**TASK GOAL**
Transcribe all of the material exactly. Any picture in it should be left out.

**INPUT FOR THIS TASK**
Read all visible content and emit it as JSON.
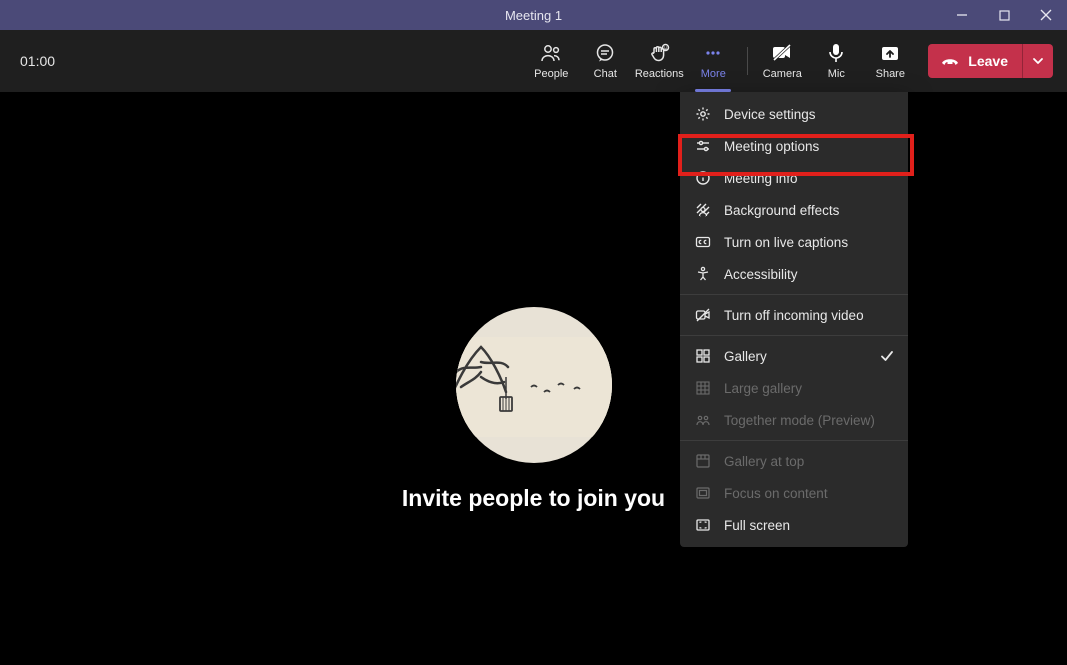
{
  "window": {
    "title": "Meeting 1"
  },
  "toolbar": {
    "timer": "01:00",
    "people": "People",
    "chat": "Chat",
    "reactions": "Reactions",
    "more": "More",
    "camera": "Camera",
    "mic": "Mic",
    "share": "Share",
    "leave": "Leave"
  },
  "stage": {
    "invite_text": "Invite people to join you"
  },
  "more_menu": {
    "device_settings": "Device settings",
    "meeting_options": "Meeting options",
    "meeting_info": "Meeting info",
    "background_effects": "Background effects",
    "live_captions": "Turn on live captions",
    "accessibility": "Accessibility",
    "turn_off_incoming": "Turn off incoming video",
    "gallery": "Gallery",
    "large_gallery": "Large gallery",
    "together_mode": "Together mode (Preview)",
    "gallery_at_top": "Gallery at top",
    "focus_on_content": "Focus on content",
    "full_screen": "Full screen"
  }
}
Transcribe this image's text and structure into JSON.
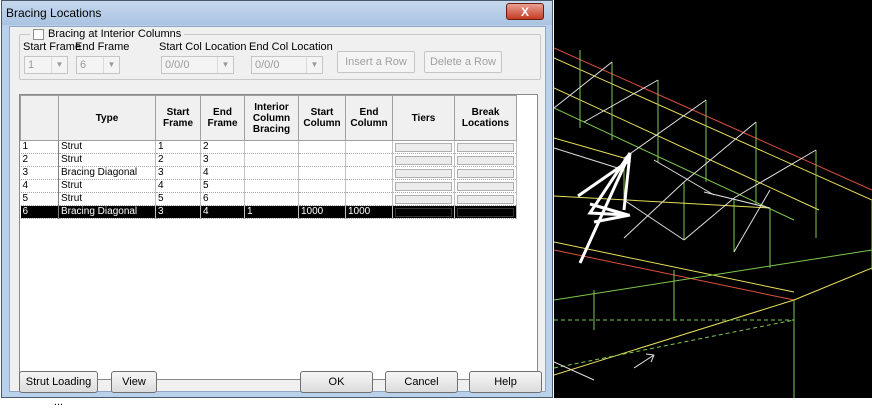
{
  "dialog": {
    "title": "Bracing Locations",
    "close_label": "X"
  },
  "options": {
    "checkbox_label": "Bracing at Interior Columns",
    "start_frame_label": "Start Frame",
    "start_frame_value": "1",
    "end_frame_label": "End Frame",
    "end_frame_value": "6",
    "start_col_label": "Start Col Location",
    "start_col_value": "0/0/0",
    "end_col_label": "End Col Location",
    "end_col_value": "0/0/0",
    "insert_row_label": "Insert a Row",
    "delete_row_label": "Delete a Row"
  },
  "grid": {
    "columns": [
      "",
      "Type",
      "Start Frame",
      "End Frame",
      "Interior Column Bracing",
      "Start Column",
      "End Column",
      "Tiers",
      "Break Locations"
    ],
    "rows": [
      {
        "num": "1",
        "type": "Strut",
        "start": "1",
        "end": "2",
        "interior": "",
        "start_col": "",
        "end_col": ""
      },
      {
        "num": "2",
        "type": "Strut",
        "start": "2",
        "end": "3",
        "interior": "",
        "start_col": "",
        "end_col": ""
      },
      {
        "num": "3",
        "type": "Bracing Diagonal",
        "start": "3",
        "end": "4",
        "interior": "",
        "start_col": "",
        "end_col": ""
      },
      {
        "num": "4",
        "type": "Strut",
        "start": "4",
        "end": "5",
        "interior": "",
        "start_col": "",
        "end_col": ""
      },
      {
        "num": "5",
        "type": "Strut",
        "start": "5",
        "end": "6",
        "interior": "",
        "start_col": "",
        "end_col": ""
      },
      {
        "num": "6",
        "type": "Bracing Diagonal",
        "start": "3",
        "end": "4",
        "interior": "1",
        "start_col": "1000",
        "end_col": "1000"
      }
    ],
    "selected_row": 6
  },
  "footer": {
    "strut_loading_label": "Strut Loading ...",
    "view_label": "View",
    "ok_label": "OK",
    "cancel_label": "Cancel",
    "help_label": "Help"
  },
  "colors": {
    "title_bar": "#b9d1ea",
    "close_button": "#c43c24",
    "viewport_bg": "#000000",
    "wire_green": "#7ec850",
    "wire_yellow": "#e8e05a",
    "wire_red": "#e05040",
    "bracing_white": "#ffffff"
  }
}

**REPLY**
Read all visible content and emit it as JSON.
{
  "window": {
    "title": "Meeting 1"
  },
  "toolbar": {
    "timer": "01:00",
    "people": "People",
    "chat": "Chat",
    "reactions": "Reactions",
    "more": "More",
    "camera": "Camera",
    "mic": "Mic",
    "share": "Share",
    "leave": "Leave"
  },
  "stage": {
    "invite_text": "Invite people to join you"
  },
  "more_menu": {
    "device_settings": "Device settings",
    "meeting_options": "Meeting options",
    "meeting_info": "Meeting info",
    "background_effects": "Background effects",
    "live_captions": "Turn on live captions",
    "accessibility": "Accessibility",
    "turn_off_incoming": "Turn off incoming video",
    "gallery": "Gallery",
    "large_gallery": "Large gallery",
    "together_mode": "Together mode (Preview)",
    "gallery_at_top": "Gallery at top",
    "focus_on_content": "Focus on content",
    "full_screen": "Full screen"
  }
}
Transcribe this image's text and structure into JSON.
{
  "dialog": {
    "title": "Bracing Locations",
    "close_label": "X"
  },
  "options": {
    "checkbox_label": "Bracing at Interior Columns",
    "start_frame_label": "Start Frame",
    "start_frame_value": "1",
    "end_frame_label": "End Frame",
    "end_frame_value": "6",
    "start_col_label": "Start Col Location",
    "start_col_value": "0/0/0",
    "end_col_label": "End Col Location",
    "end_col_value": "0/0/0",
    "insert_row_label": "Insert a Row",
    "delete_row_label": "Delete a Row"
  },
  "grid": {
    "columns": [
      "",
      "Type",
      "Start Frame",
      "End Frame",
      "Interior Column Bracing",
      "Start Column",
      "End Column",
      "Tiers",
      "Break Locations"
    ],
    "rows": [
      {
        "num": "1",
        "type": "Strut",
        "start": "1",
        "end": "2",
        "interior": "",
        "start_col": "",
        "end_col": ""
      },
      {
        "num": "2",
        "type": "Strut",
        "start": "2",
        "end": "3",
        "interior": "",
        "start_col": "",
        "end_col": ""
      },
      {
        "num": "3",
        "type": "Bracing Diagonal",
        "start": "3",
        "end": "4",
        "interior": "",
        "start_col": "",
        "end_col": ""
      },
      {
        "num": "4",
        "type": "Strut",
        "start": "4",
        "end": "5",
        "interior": "",
        "start_col": "",
        "end_col": ""
      },
      {
        "num": "5",
        "type": "Strut",
        "start": "5",
        "end": "6",
        "interior": "",
        "start_col": "",
        "end_col": ""
      },
      {
        "num": "6",
        "type": "Bracing Diagonal",
        "start": "3",
        "end": "4",
        "interior": "1",
        "start_col": "1000",
        "end_col": "1000"
      }
    ],
    "selected_row": 6
  },
  "footer": {
    "strut_loading_label": "Strut Loading ...",
    "view_label": "View",
    "ok_label": "OK",
    "cancel_label": "Cancel",
    "help_label": "Help"
  },
  "colors": {
    "title_bar": "#b9d1ea",
    "close_button": "#c43c24",
    "viewport_bg": "#000000",
    "wire_green": "#7ec850",
    "wire_yellow": "#e8e05a",
    "wire_red": "#e05040",
    "bracing_white": "#ffffff"
  }
}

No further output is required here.